>> Start

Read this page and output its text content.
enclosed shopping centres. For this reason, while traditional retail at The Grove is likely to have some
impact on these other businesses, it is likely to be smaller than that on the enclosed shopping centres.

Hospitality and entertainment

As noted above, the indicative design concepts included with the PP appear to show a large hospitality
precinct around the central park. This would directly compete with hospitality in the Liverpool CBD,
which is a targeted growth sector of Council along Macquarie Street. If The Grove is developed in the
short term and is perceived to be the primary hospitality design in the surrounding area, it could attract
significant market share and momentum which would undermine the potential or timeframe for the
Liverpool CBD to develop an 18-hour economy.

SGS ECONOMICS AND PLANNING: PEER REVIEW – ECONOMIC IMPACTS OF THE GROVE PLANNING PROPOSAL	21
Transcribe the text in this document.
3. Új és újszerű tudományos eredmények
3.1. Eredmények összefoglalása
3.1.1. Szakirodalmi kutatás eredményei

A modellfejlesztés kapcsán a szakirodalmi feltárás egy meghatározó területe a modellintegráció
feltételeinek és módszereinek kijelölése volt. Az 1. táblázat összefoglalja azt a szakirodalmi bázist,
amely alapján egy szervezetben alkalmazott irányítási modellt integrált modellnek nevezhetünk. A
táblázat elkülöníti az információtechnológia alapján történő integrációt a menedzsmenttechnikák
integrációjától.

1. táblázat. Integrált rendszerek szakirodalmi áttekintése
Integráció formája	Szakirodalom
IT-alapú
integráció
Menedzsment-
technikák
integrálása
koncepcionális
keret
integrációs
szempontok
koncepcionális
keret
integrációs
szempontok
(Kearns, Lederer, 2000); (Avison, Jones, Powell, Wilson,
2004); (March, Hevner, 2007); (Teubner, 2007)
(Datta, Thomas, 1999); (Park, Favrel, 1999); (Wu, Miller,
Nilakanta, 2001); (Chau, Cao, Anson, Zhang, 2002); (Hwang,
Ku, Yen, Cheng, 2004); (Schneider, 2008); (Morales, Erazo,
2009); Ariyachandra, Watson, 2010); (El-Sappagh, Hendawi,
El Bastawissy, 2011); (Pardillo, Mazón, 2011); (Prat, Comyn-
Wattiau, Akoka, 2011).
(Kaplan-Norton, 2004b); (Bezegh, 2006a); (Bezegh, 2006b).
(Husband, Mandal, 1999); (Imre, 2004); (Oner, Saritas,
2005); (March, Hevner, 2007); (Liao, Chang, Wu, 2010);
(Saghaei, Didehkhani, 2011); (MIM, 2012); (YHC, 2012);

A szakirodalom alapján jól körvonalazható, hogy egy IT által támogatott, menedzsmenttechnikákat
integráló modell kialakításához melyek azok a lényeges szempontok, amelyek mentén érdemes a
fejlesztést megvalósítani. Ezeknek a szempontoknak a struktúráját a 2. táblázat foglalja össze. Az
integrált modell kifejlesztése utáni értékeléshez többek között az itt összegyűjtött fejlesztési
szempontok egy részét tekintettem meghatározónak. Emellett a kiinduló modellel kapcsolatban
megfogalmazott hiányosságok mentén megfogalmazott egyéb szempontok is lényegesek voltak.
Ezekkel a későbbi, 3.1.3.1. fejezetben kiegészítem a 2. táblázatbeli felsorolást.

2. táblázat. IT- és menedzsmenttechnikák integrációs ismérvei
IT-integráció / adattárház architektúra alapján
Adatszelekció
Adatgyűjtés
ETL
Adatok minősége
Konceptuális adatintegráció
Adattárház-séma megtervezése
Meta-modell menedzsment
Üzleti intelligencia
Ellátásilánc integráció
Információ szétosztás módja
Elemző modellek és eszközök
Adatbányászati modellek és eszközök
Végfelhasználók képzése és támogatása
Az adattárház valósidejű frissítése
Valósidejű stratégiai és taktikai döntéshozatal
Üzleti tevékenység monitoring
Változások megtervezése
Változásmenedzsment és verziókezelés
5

>> End

• Exercise
Return each line of the data exactly as written above.

• Correct result
Read this page and output its text content.
enclosed shopping centres. For this reason, while traditional retail at The Grove is likely to have some
impact on these other businesses, it is likely to be smaller than that on the enclosed shopping centres.

Hospitality and entertainment

As noted above, the indicative design concepts included with the PP appear to show a large hospitality
precinct around the central park. This would directly compete with hospitality in the Liverpool CBD,
which is a targeted growth sector of Council along Macquarie Street. If The Grove is developed in the
short term and is perceived to be the primary hospitality design in the surrounding area, it could attract
significant market share and momentum which would undermine the potential or timeframe for the
Liverpool CBD to develop an 18-hour economy.

SGS ECONOMICS AND PLANNING: PEER REVIEW – ECONOMIC IMPACTS OF THE GROVE PLANNING PROPOSAL	21
Transcribe the text in this document.
3. Új és újszerű tudományos eredmények
3.1. Eredmények összefoglalása
3.1.1. Szakirodalmi kutatás eredményei

A modellfejlesztés kapcsán a szakirodalmi feltárás egy meghatározó területe a modellintegráció
feltételeinek és módszereinek kijelölése volt. Az 1. táblázat összefoglalja azt a szakirodalmi bázist,
amely alapján egy szervezetben alkalmazott irányítási modellt integrált modellnek nevezhetünk. A
táblázat elkülöníti az információtechnológia alapján történő integrációt a menedzsmenttechnikák
integrációjától.

1. táblázat. Integrált rendszerek szakirodalmi áttekintése
Integráció formája	Szakirodalom
IT-alapú
integráció
Menedzsment-
technikák
integrálása
koncepcionális
keret
integrációs
szempontok
koncepcionális
keret
integrációs
szempontok
(Kearns, Lederer, 2000); (Avison, Jones, Powell, Wilson,
2004); (March, Hevner, 2007); (Teubner, 2007)
(Datta, Thomas, 1999); (Park, Favrel, 1999); (Wu, Miller,
Nilakanta, 2001); (Chau, Cao, Anson, Zhang, 2002); (Hwang,
Ku, Yen, Cheng, 2004); (Schneider, 2008); (Morales, Erazo,
2009); Ariyachandra, Watson, 2010); (El-Sappagh, Hendawi,
El Bastawissy, 2011); (Pardillo, Mazón, 2011); (Prat, Comyn-
Wattiau, Akoka, 2011).
(Kaplan-Norton, 2004b); (Bezegh, 2006a); (Bezegh, 2006b).
(Husband, Mandal, 1999); (Imre, 2004); (Oner, Saritas,
2005); (March, Hevner, 2007); (Liao, Chang, Wu, 2010);
(Saghaei, Didehkhani, 2011); (MIM, 2012); (YHC, 2012);

A szakirodalom alapján jól körvonalazható, hogy egy IT által támogatott, menedzsmenttechnikákat
integráló modell kialakításához melyek azok a lényeges szempontok, amelyek mentén érdemes a
fejlesztést megvalósítani. Ezeknek a szempontoknak a struktúráját a 2. táblázat foglalja össze. Az
integrált modell kifejlesztése utáni értékeléshez többek között az itt összegyűjtött fejlesztési
szempontok egy részét tekintettem meghatározónak. Emellett a kiinduló modellel kapcsolatban
megfogalmazott hiányosságok mentén megfogalmazott egyéb szempontok is lényegesek voltak.
Ezekkel a későbbi, 3.1.3.1. fejezetben kiegészítem a 2. táblázatbeli felsorolást.

2. táblázat. IT- és menedzsmenttechnikák integrációs ismérvei
IT-integráció / adattárház architektúra alapján
Adatszelekció
Adatgyűjtés
ETL
Adatok minősége
Konceptuális adatintegráció
Adattárház-séma megtervezése
Meta-modell menedzsment
Üzleti intelligencia
Ellátásilánc integráció
Információ szétosztás módja
Elemző modellek és eszközök
Adatbányászati modellek és eszközök
Végfelhasználók képzése és támogatása
Az adattárház valósidejű frissítése
Valósidejű stratégiai és taktikai döntéshozatal
Üzleti tevékenység monitoring
Változások megtervezése
Változásmenedzsment és verziókezelés
5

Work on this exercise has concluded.